* Aim
Determine the number of lines holding the word "legalább"; answer with that number only.

Dataset items
+++++

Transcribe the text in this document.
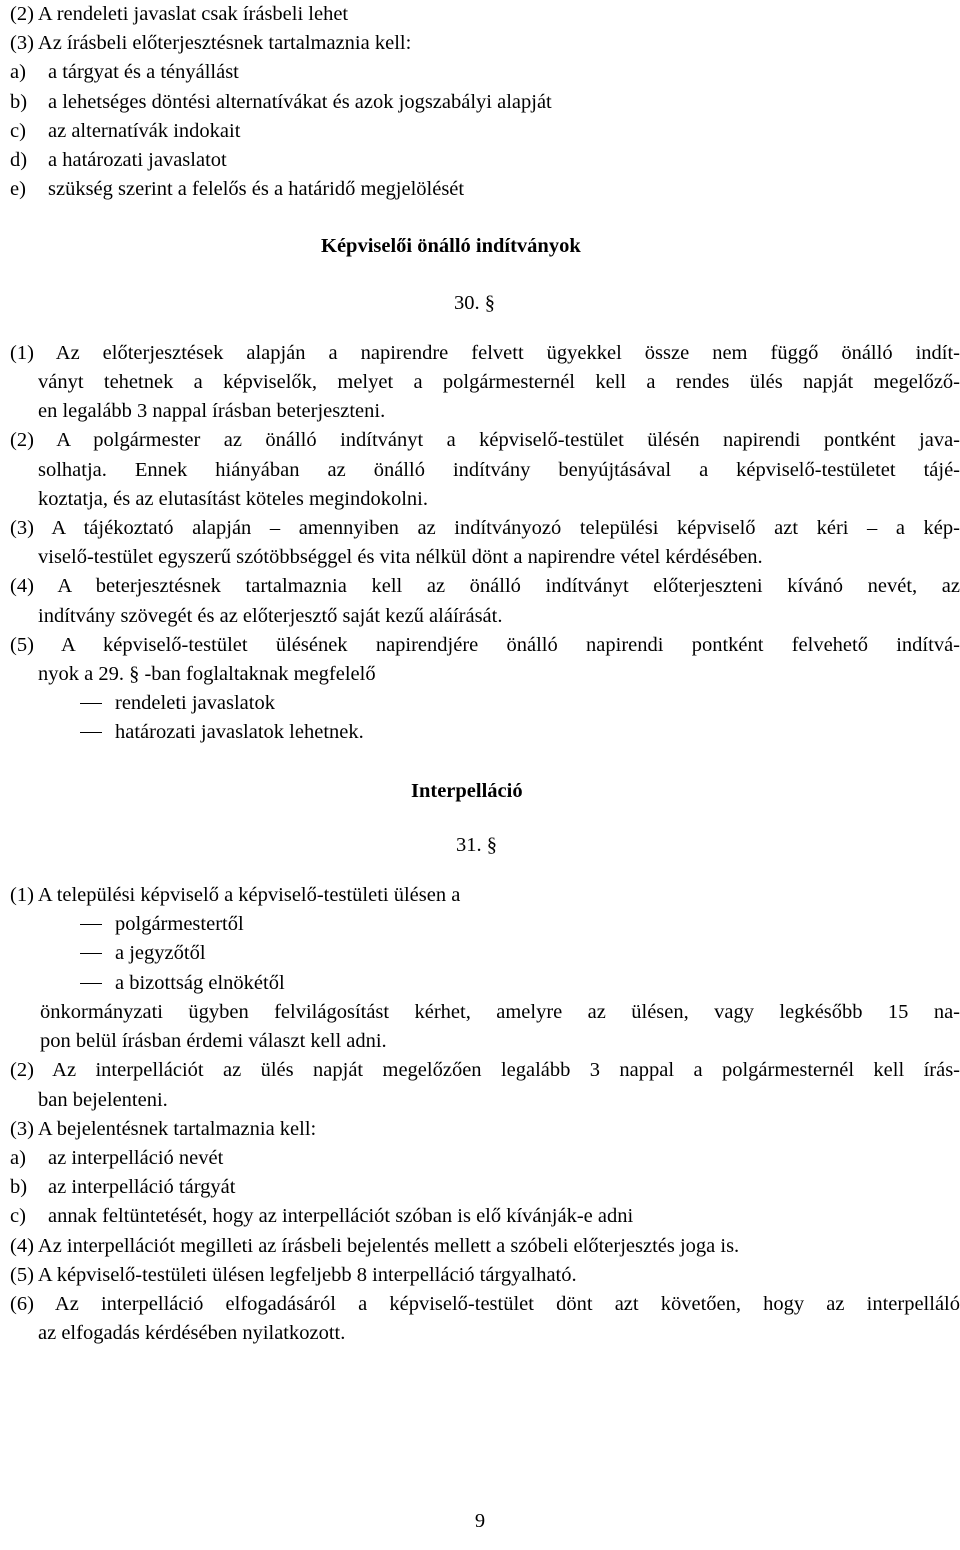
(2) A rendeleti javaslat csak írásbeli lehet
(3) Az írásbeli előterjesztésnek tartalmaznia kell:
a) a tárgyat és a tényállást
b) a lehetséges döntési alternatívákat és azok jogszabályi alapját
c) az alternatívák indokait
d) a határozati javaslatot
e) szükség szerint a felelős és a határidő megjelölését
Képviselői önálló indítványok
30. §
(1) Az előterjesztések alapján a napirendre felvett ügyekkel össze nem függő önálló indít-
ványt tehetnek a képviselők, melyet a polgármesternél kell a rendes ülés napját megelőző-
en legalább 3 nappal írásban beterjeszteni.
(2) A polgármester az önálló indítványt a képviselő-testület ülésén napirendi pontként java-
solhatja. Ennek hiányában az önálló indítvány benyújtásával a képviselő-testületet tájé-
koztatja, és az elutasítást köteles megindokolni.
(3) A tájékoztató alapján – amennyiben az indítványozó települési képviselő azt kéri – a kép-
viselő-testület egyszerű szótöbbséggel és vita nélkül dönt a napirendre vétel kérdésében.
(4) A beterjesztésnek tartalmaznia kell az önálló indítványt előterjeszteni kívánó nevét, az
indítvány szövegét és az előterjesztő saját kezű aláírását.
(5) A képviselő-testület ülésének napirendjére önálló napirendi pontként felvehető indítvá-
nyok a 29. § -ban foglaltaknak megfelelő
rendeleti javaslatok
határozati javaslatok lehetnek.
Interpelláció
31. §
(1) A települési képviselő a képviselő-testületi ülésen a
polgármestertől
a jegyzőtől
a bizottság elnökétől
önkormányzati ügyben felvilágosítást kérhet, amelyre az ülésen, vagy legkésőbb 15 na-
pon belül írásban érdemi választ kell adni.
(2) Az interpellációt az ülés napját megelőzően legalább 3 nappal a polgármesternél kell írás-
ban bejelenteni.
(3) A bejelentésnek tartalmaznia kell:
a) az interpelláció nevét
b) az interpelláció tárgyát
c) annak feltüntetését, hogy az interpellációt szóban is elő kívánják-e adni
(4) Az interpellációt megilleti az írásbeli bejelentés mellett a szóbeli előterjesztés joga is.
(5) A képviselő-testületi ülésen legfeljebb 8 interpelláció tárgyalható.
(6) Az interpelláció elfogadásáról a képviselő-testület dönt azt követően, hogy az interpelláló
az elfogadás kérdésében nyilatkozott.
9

+++++

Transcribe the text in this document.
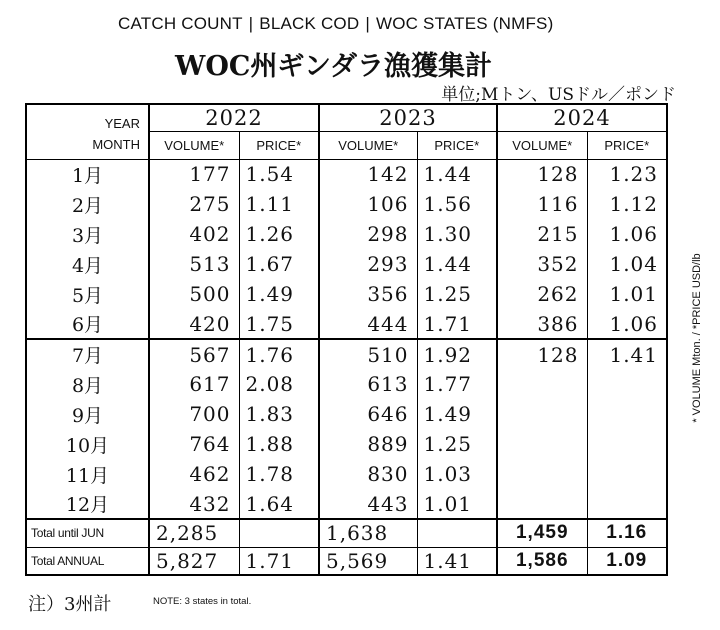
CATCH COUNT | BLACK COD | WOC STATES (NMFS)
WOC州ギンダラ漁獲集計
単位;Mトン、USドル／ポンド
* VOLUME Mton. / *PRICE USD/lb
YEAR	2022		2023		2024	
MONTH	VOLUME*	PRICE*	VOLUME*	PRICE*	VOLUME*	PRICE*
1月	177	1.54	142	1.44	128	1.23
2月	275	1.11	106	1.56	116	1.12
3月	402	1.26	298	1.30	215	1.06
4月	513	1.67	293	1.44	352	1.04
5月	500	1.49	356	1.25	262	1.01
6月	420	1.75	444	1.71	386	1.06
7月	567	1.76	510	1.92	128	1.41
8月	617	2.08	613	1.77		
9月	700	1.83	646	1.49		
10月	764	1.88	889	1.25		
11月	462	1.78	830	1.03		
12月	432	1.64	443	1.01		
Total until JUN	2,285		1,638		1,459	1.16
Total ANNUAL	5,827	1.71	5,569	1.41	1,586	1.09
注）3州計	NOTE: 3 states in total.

+++++

* Right answer
2